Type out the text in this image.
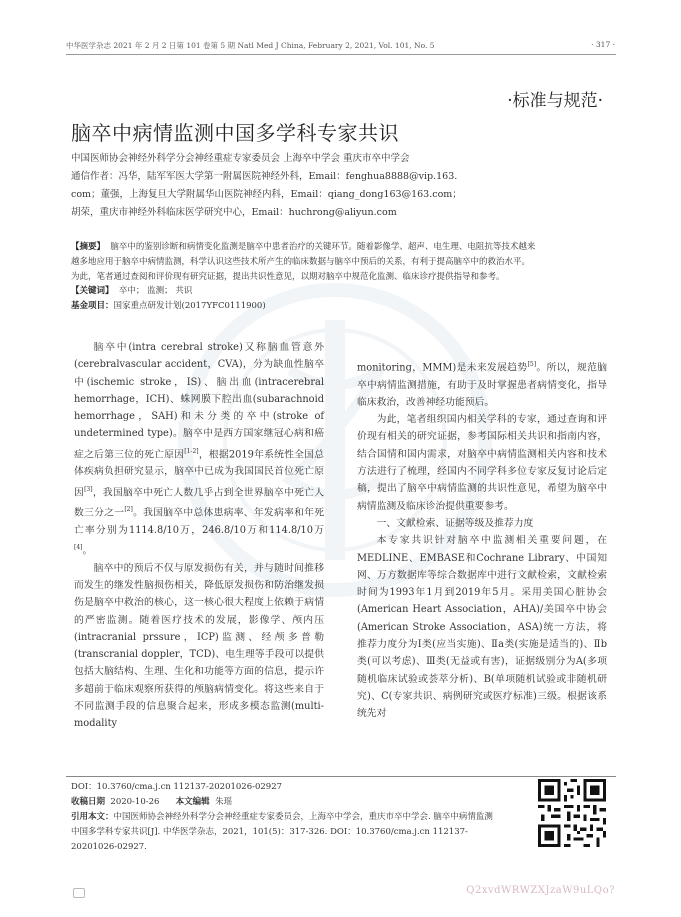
中华医学杂志 2021 年 2 月 2 日第 101 卷第 5 期 Natl Med J China, February 2, 2021, Vol. 101, No. 5	· 317 ·
·标准与规范·
脑卒中病情监测中国多学科专家共识
中国医师协会神经外科学分会神经重症专家委员会 上海卒中学会 重庆市卒中学会
通信作者：冯华，陆军军医大学第一附属医院神经外科，Email：fenghua8888@vip.163.
com；董强，上海复旦大学附属华山医院神经内科，Email：qiang_dong163@163.com；
胡荣，重庆市神经外科临床医学研究中心，Email：huchrong@aliyun.com
【摘要】 脑卒中的鉴别诊断和病情变化监测是脑卒中患者治疗的关键环节。随着影像学、超声、电生理、电阻抗等技术越来越多地应用于脑卒中病情监测，科学认识这些技术所产生的临床数据与脑卒中预后的关系，有利于提高脑卒中的救治水平。为此，笔者通过查阅和评价现有研究证据，提出共识性意见，以期对脑卒中规范化监测、临床诊疗提供指导和参考。
【关键词】 卒中； 监测； 共识
基金项目：国家重点研发计划(2017YFC0111900)

脑卒中(intra cerebral stroke)又称脑血管意外(cerebralvascular accident，CVA)，分为缺血性脑卒中(ischemic stroke，IS)、脑出血(intracerebral hemorrhage，ICH)、蛛网膜下腔出血(subarachnoid hemorrhage，SAH)和未分类的卒中(stroke of undetermined type)。脑卒中是西方国家继冠心病和癌症之后第三位的死亡原因[1-2]，根据2019年系统性全国总体疾病负担研究显示，脑卒中已成为我国国民首位死亡原因[3]，我国脑卒中死亡人数几乎占到全世界脑卒中死亡人数三分之一[2]。我国脑卒中总体患病率、年发病率和年死亡率分别为1114.8/10万，246.8/10万和114.8/10万[4]。

脑卒中的预后不仅与原发损伤有关，并与随时间推移而发生的继发性脑损伤相关，降低原发损伤和防治继发损伤是脑卒中救治的核心，这一核心很大程度上依赖于病情的严密监测。随着医疗技术的发展，影像学、颅内压(intracranial prssure，ICP)监测、经颅多普勒(transcranial doppler，TCD)、电生理等手段可以提供包括大脑结构、生理、生化和功能等方面的信息，提示许多超前于临床观察所获得的颅脑病情变化。将这些来自于不同监测手段的信息聚合起来，形成多模态监测(multi-modality

monitoring，MMM)是未来发展趋势[5]。所以，规范脑卒中病情监测措施，有助于及时掌握患者病情变化，指导临床救治，改善神经功能预后。

为此，笔者组织国内相关学科的专家，通过查询和评价现有相关的研究证据，参考国际相关共识和指南内容，结合国情和国内需求，对脑卒中病情监测相关内容和技术方法进行了梳理，经国内不同学科多位专家反复讨论后定稿，提出了脑卒中病情监测的共识性意见，希望为脑卒中病情监测及临床诊治提供重要参考。

一、文献检索、证据等级及推荐力度

本专家共识针对脑卒中监测相关重要问题，在MEDLINE、EMBASE和Cochrane Library、中国知网、万方数据库等综合数据库中进行文献检索，文献检索时间为1993年1月到2019年5月。采用美国心脏协会(American Heart Association，AHA)/美国卒中协会(American Stroke Association，ASA)统一方法，将推荐力度分为Ⅰ类(应当实施)、Ⅱa类(实施是适当的)、Ⅱb类(可以考虑)、Ⅲ类(无益或有害)，证据级别分为A(多项随机临床试验或荟萃分析)、B(单项随机试验或非随机研究)、C(专家共识、病例研究或医疗标准)三级。根据该系统先对

DOI：10.3760/cma.j.cn 112137-20201026-02927
收稿日期 2020-10-26 本文编辑 朱瑶
引用本文：中国医师协会神经外科学分会神经重症专家委员会，上海卒中学会，重庆市卒中学会. 脑卒中病情监测中国多学科专家共识[J]. 中华医学杂志，2021，101(5)：317-326. DOI：10.3760/cma.j.cn 112137-20201026-02927.
Q2xvdWRWZXJzaW9uLQo?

The problem: Return the listing above unchanged, apart from dropping its pictures.

Result of the task:
Type out the text in this image.
中华医学杂志 2021 年 2 月 2 日第 101 卷第 5 期 Natl Med J China, February 2, 2021, Vol. 101, No. 5	· 317 ·
·标准与规范·
脑卒中病情监测中国多学科专家共识
中国医师协会神经外科学分会神经重症专家委员会 上海卒中学会 重庆市卒中学会
通信作者：冯华，陆军军医大学第一附属医院神经外科，Email：fenghua8888@vip.163.
com；董强，上海复旦大学附属华山医院神经内科，Email：qiang_dong163@163.com；
胡荣，重庆市神经外科临床医学研究中心，Email：huchrong@aliyun.com
【摘要】 脑卒中的鉴别诊断和病情变化监测是脑卒中患者治疗的关键环节。随着影像学、超声、电生理、电阻抗等技术越来越多地应用于脑卒中病情监测，科学认识这些技术所产生的临床数据与脑卒中预后的关系，有利于提高脑卒中的救治水平。为此，笔者通过查阅和评价现有研究证据，提出共识性意见，以期对脑卒中规范化监测、临床诊疗提供指导和参考。
【关键词】 卒中； 监测； 共识
基金项目：国家重点研发计划(2017YFC0111900)

脑卒中(intra cerebral stroke)又称脑血管意外(cerebralvascular accident，CVA)，分为缺血性脑卒中(ischemic stroke，IS)、脑出血(intracerebral hemorrhage，ICH)、蛛网膜下腔出血(subarachnoid hemorrhage，SAH)和未分类的卒中(stroke of undetermined type)。脑卒中是西方国家继冠心病和癌症之后第三位的死亡原因[1-2]，根据2019年系统性全国总体疾病负担研究显示，脑卒中已成为我国国民首位死亡原因[3]，我国脑卒中死亡人数几乎占到全世界脑卒中死亡人数三分之一[2]。我国脑卒中总体患病率、年发病率和年死亡率分别为1114.8/10万，246.8/10万和114.8/10万[4]。

脑卒中的预后不仅与原发损伤有关，并与随时间推移而发生的继发性脑损伤相关，降低原发损伤和防治继发损伤是脑卒中救治的核心，这一核心很大程度上依赖于病情的严密监测。随着医疗技术的发展，影像学、颅内压(intracranial prssure，ICP)监测、经颅多普勒(transcranial doppler，TCD)、电生理等手段可以提供包括大脑结构、生理、生化和功能等方面的信息，提示许多超前于临床观察所获得的颅脑病情变化。将这些来自于不同监测手段的信息聚合起来，形成多模态监测(multi-modality

monitoring，MMM)是未来发展趋势[5]。所以，规范脑卒中病情监测措施，有助于及时掌握患者病情变化，指导临床救治，改善神经功能预后。

为此，笔者组织国内相关学科的专家，通过查询和评价现有相关的研究证据，参考国际相关共识和指南内容，结合国情和国内需求，对脑卒中病情监测相关内容和技术方法进行了梳理，经国内不同学科多位专家反复讨论后定稿，提出了脑卒中病情监测的共识性意见，希望为脑卒中病情监测及临床诊治提供重要参考。

一、文献检索、证据等级及推荐力度

本专家共识针对脑卒中监测相关重要问题，在MEDLINE、EMBASE和Cochrane Library、中国知网、万方数据库等综合数据库中进行文献检索，文献检索时间为1993年1月到2019年5月。采用美国心脏协会(American Heart Association，AHA)/美国卒中协会(American Stroke Association，ASA)统一方法，将推荐力度分为Ⅰ类(应当实施)、Ⅱa类(实施是适当的)、Ⅱb类(可以考虑)、Ⅲ类(无益或有害)，证据级别分为A(多项随机临床试验或荟萃分析)、B(单项随机试验或非随机研究)、C(专家共识、病例研究或医疗标准)三级。根据该系统先对

DOI：10.3760/cma.j.cn 112137-20201026-02927
收稿日期 2020-10-26 本文编辑 朱瑶
引用本文：中国医师协会神经外科学分会神经重症专家委员会，上海卒中学会，重庆市卒中学会. 脑卒中病情监测中国多学科专家共识[J]. 中华医学杂志，2021，101(5)：317-326. DOI：10.3760/cma.j.cn 112137-20201026-02927.
Q2xvdWRWZXJzaW9uLQo?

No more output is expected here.